# GIVEN EXERCISE
Please transcribe the listing below in full and word for word, without its pictures.

# SOURCE DATA
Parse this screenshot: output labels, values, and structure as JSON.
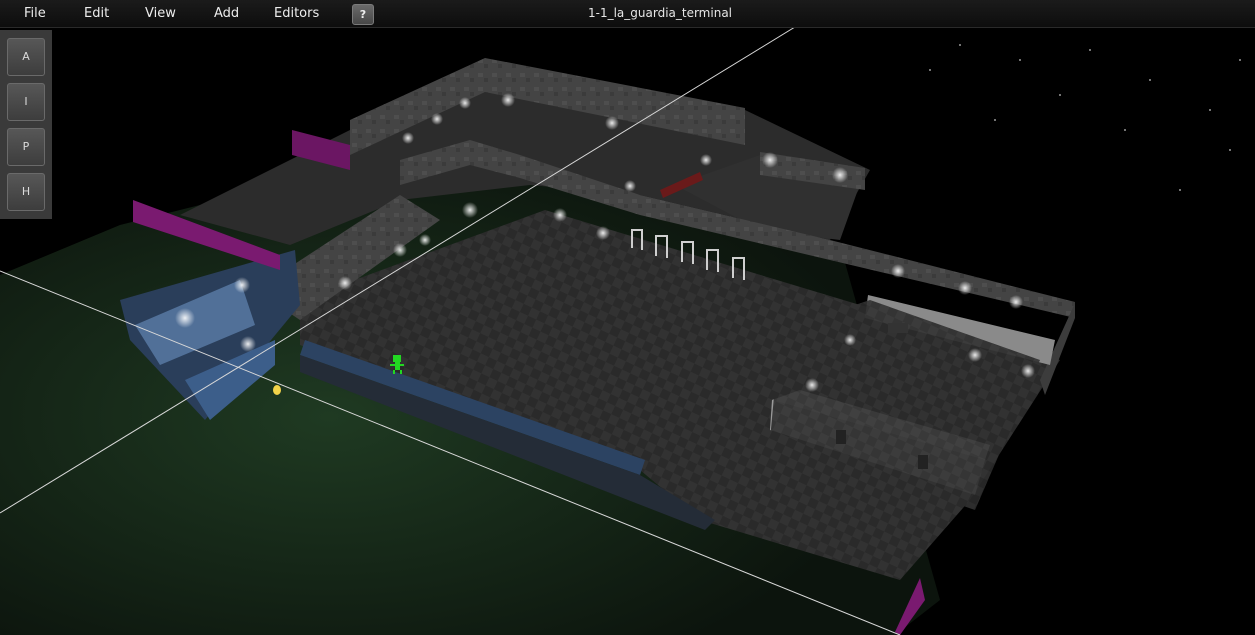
{
  "menubar": {
    "items": [
      "File",
      "Edit",
      "View",
      "Add",
      "Editors"
    ],
    "help_label": "?",
    "document_title": "1-1_la_guardia_terminal"
  },
  "palette": {
    "buttons": [
      "A",
      "I",
      "P",
      "H"
    ]
  },
  "colors": {
    "background": "#000000",
    "menubar": "#141414",
    "palette": "#3a3a3a",
    "floor": "#2b2b2b",
    "wall": "#4a4a4a",
    "accent_magenta": "#8a1f7e",
    "accent_green": "#22d822",
    "light_yellow": "#f3d34a"
  }
}
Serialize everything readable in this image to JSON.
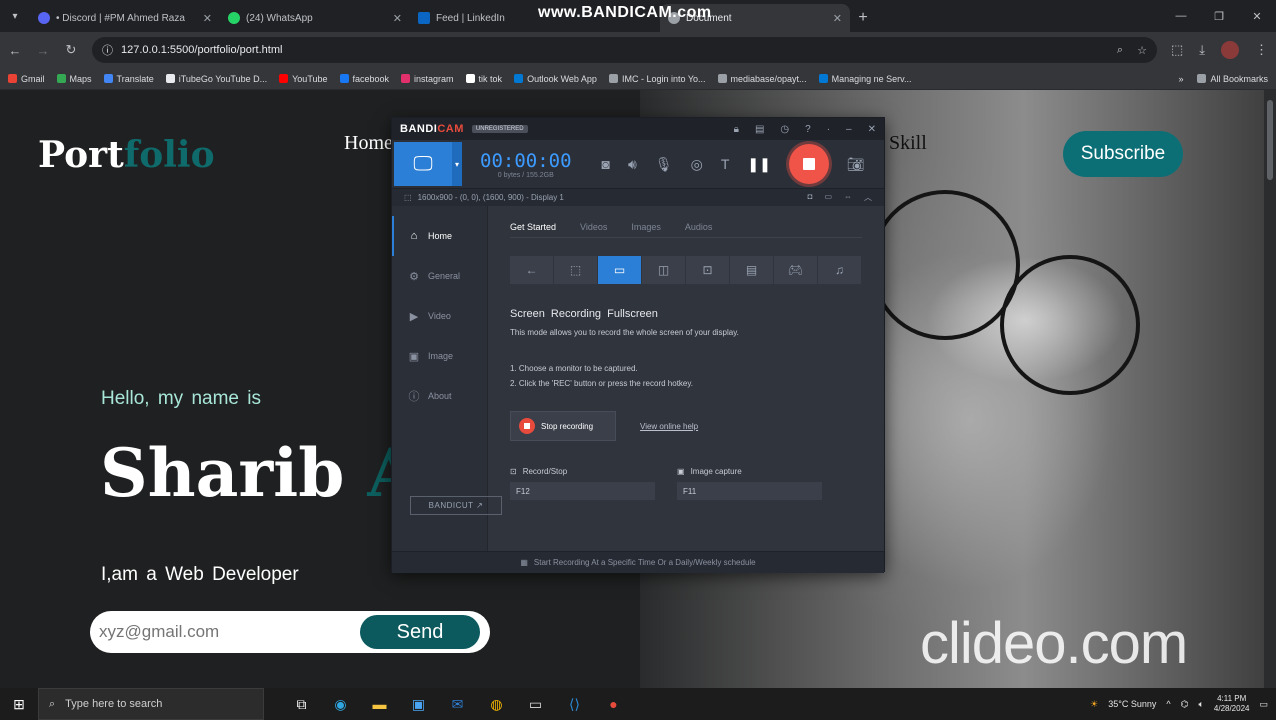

# TASK SOLUTION
Parse this screenshot: output labels, values, and structure as JSON.
{
  "menubar": {
    "items": [
      "File",
      "Edit",
      "View",
      "Add",
      "Editors"
    ],
    "help_label": "?",
    "document_title": "1-1_la_guardia_terminal"
  },
  "palette": {
    "buttons": [
      "A",
      "I",
      "P",
      "H"
    ]
  },
  "colors": {
    "background": "#000000",
    "menubar": "#141414",
    "palette": "#3a3a3a",
    "floor": "#2b2b2b",
    "wall": "#4a4a4a",
    "accent_magenta": "#8a1f7e",
    "accent_green": "#22d822",
    "light_yellow": "#f3d34a"
  }
}
Serialize everything readable in this image to JSON.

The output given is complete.